** start Source data **

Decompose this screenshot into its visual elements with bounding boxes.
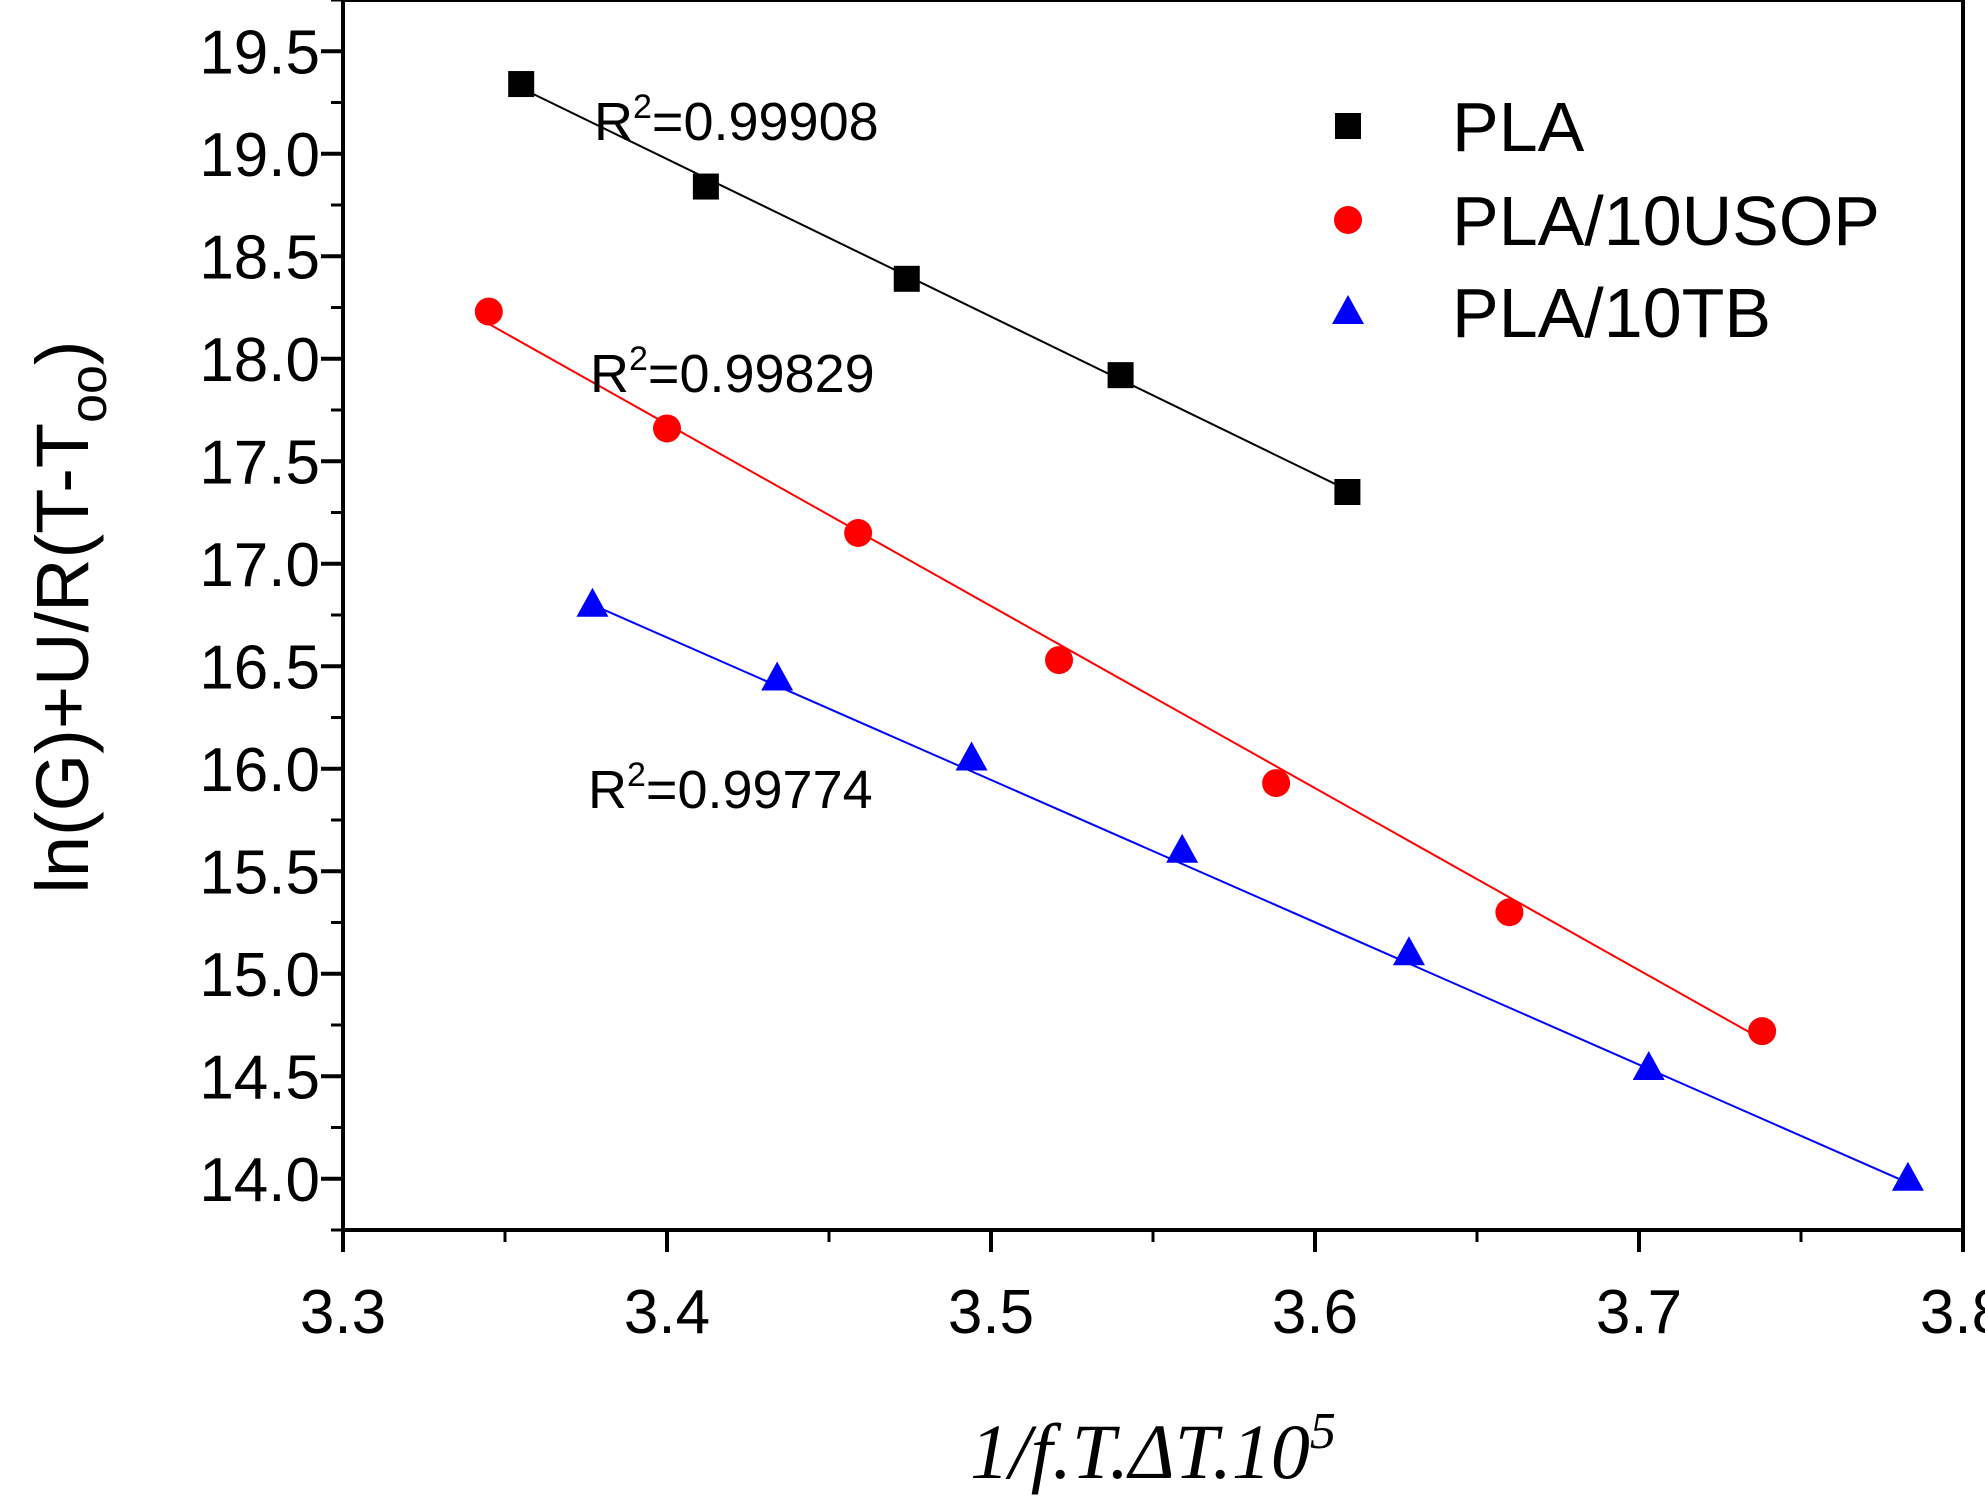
- data-point: [1392, 936, 1425, 966]
- data-point: [1334, 479, 1361, 505]
- fit-line-2: [592, 603, 1909, 1184]
- y-tick-label: 15.5: [199, 838, 320, 907]
- legend-marker: [1332, 295, 1364, 324]
- data-point: [576, 587, 609, 617]
- y-tick-label: 18.5: [199, 223, 320, 292]
- fit-lines: [488, 87, 1909, 1184]
- x-tick-label: 3.4: [624, 1278, 710, 1347]
- data-point: [1891, 1161, 1924, 1191]
- x-tick-label: 3.6: [1272, 1278, 1358, 1347]
- r2-label: R2=0.99774: [588, 756, 873, 820]
- data-point: [893, 265, 920, 292]
- x-tick-label: 3.8: [1920, 1278, 1985, 1347]
- y-tick-label: 19.5: [199, 18, 320, 87]
- data-point: [692, 173, 719, 200]
- y-tick-label: 14.0: [199, 1146, 320, 1215]
- legend-marker: [1335, 113, 1361, 139]
- data-point: [761, 661, 794, 691]
- x-tick-label: 3.5: [948, 1278, 1034, 1347]
- y-tick-label: 16.5: [199, 633, 320, 702]
- r2-annotations: R2=0.99908 R2=0.99829 R2=0.99774: [588, 88, 879, 820]
- legend-marker: [1334, 206, 1362, 234]
- legend-label: PLA/10USOP: [1452, 182, 1880, 260]
- data-point: [1107, 362, 1134, 389]
- data-point: [955, 741, 988, 771]
- legend-label: PLA/10TB: [1452, 274, 1771, 352]
- y-tick-label: 16.0: [199, 736, 320, 805]
- y-tick-label: 17.5: [199, 428, 320, 497]
- legend: PLA PLA/10USOP PLA/10TB: [1332, 88, 1880, 352]
- data-point: [1748, 1017, 1777, 1046]
- x-axis-title: 1/f.T.ΔT.105: [970, 1403, 1336, 1495]
- y-tick-label: 17.0: [199, 531, 320, 600]
- x-tick-label: 3.3: [300, 1278, 386, 1347]
- y-tick-label: 19.0: [199, 121, 320, 190]
- data-point: [508, 71, 535, 98]
- data-point: [1262, 769, 1291, 798]
- data-point: [1495, 898, 1524, 927]
- data-point: [844, 519, 873, 547]
- data-markers: [474, 71, 1924, 1191]
- y-axis-title: ln(G)+U/R(T-Too): [21, 340, 118, 893]
- fit-line-1: [488, 323, 1763, 1041]
- r2-label: R2=0.99829: [590, 340, 875, 404]
- data-point: [653, 414, 681, 443]
- y-tick-label: 18.0: [199, 326, 320, 395]
- data-point: [1632, 1051, 1665, 1081]
- legend-label: PLA: [1452, 88, 1585, 166]
- data-point: [474, 297, 503, 326]
- x-tick-label: 3.7: [1596, 1278, 1682, 1347]
- r2-label: R2=0.99908: [594, 88, 879, 152]
- data-point: [1045, 646, 1074, 675]
- data-point: [1166, 833, 1199, 863]
- fit-line-0: [520, 87, 1348, 491]
- tick-group: 3.3 3.4 3.5 3.6 3.7 3.8 14.0 14.5 15.0 15.5 16.0 16…: [199, 0, 1985, 1347]
- y-tick-label: 15.0: [199, 941, 320, 1010]
- y-tick-label: 14.5: [199, 1043, 320, 1112]
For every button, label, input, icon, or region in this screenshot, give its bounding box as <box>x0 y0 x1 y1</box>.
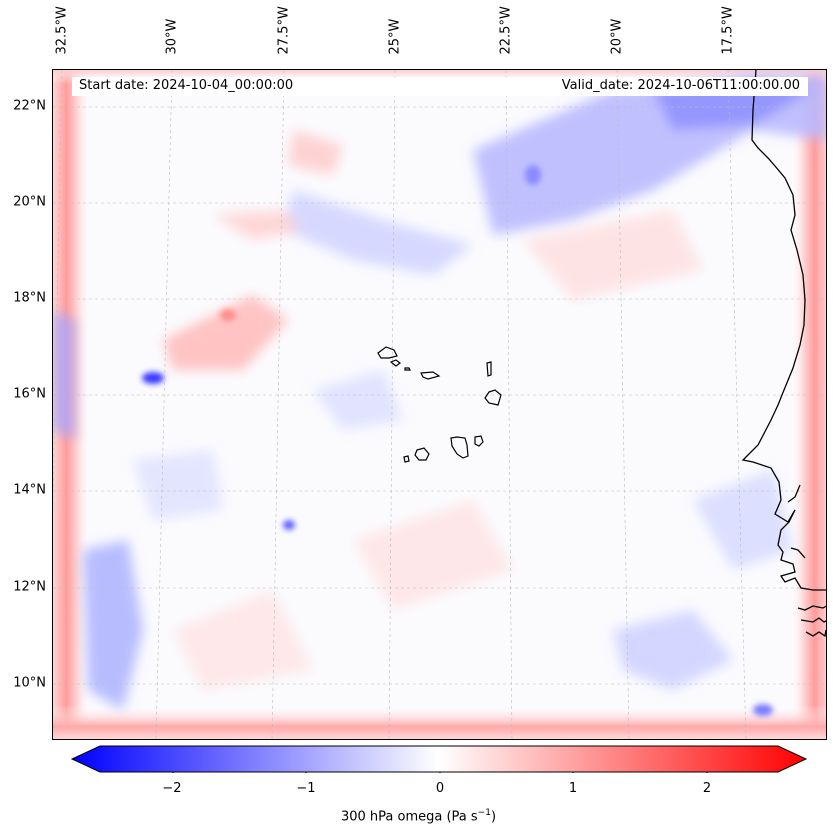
island-brava <box>403 455 410 463</box>
valid-date-label: Valid_date: 2024-10-06T11:00:00.00 <box>561 78 800 93</box>
island-santa-luzia <box>404 367 411 371</box>
island-fogo <box>414 447 430 461</box>
colorbar <box>70 745 808 773</box>
lon-label-27-5w: 27.5°W <box>276 6 292 55</box>
colorbar-tick-neg2: −2 <box>162 781 182 796</box>
lat-label-18n: 18°N <box>13 290 46 306</box>
header-band <box>72 77 808 96</box>
omega-anomaly-blobs <box>53 75 826 710</box>
colorbar-tick-2: 2 <box>702 781 712 796</box>
colorbar-label-suffix: ) <box>490 809 497 825</box>
colorbar-tick-neg1: −1 <box>296 781 316 796</box>
omega-field-map <box>53 70 826 739</box>
lon-label-20w: 20°W <box>609 18 625 55</box>
lon-label-30w: 30°W <box>164 18 180 55</box>
lon-label-32-5w: 32.5°W <box>54 6 70 55</box>
island-santo-antao <box>377 346 398 359</box>
lon-label-22-5w: 22.5°W <box>498 6 514 55</box>
lat-label-12n: 12°N <box>13 579 46 595</box>
lat-label-20n: 20°N <box>13 194 46 210</box>
island-sao-vicente <box>389 359 401 367</box>
lon-label-25w: 25°W <box>387 18 403 55</box>
island-sal <box>486 361 492 377</box>
start-date-label: Start date: 2024-10-04_00:00:00 <box>79 78 294 93</box>
colorbar-label-exponent: −1 <box>477 808 491 818</box>
colorbar-ramp <box>70 745 808 773</box>
cape-verde-islands <box>377 346 502 463</box>
colorbar-tick-marks <box>172 772 708 773</box>
lat-label-22n: 22°N <box>13 98 46 114</box>
lat-label-10n: 10°N <box>13 675 46 691</box>
coastline <box>741 70 826 638</box>
island-maio <box>474 435 484 447</box>
lat-label-14n: 14°N <box>13 482 46 498</box>
island-boa-vista <box>484 389 502 406</box>
lat-label-16n: 16°N <box>13 386 46 402</box>
colorbar-tick-1: 1 <box>568 781 578 796</box>
strong-updraft-cells <box>142 165 773 716</box>
island-sao-nicolau <box>420 371 441 380</box>
colorbar-tick-0: 0 <box>435 781 445 796</box>
lon-label-17-5w: 17.5°W <box>720 6 736 55</box>
map-plot-area[interactable] <box>52 69 827 740</box>
island-santiago <box>450 436 469 459</box>
graticule <box>53 70 826 739</box>
colorbar-label-text: 300 hPa omega (Pa s <box>340 809 478 825</box>
colorbar-label: 300 hPa omega (Pa s−1) <box>0 808 837 824</box>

** end Source data **

### Task objective
Pick out each line above that contains the string "date" and copy those lines.

### Complete output
valid-date-label: Valid_date: 2024-10-06T11:00:00.00 <box>561 78 800 93</box>
start-date-label: Start date: 2024-10-04_00:00:00 <box>79 78 294 93</box>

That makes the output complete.